▶ **Problem to work on**:
Which lines contain the word "Itemize"? Copy each of them, treating uppercase and lowercase letters as different.

Listings of layout items and their boxes

-- START --

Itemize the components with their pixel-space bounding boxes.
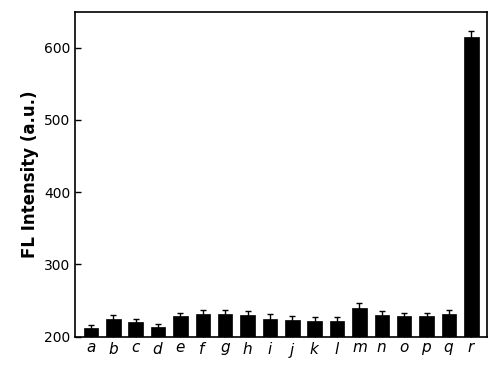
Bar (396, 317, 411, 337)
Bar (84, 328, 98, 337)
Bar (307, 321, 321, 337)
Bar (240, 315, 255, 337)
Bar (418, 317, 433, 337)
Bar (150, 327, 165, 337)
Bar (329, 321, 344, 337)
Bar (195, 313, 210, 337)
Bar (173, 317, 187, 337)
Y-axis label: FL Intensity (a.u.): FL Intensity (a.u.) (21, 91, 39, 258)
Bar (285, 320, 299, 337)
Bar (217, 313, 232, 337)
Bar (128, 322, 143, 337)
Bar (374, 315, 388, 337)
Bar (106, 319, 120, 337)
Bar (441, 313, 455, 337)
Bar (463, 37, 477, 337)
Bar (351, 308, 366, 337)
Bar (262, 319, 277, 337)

-- END --

▶ **Written response**:
Itemize the components with their pixel-space bounding boxes.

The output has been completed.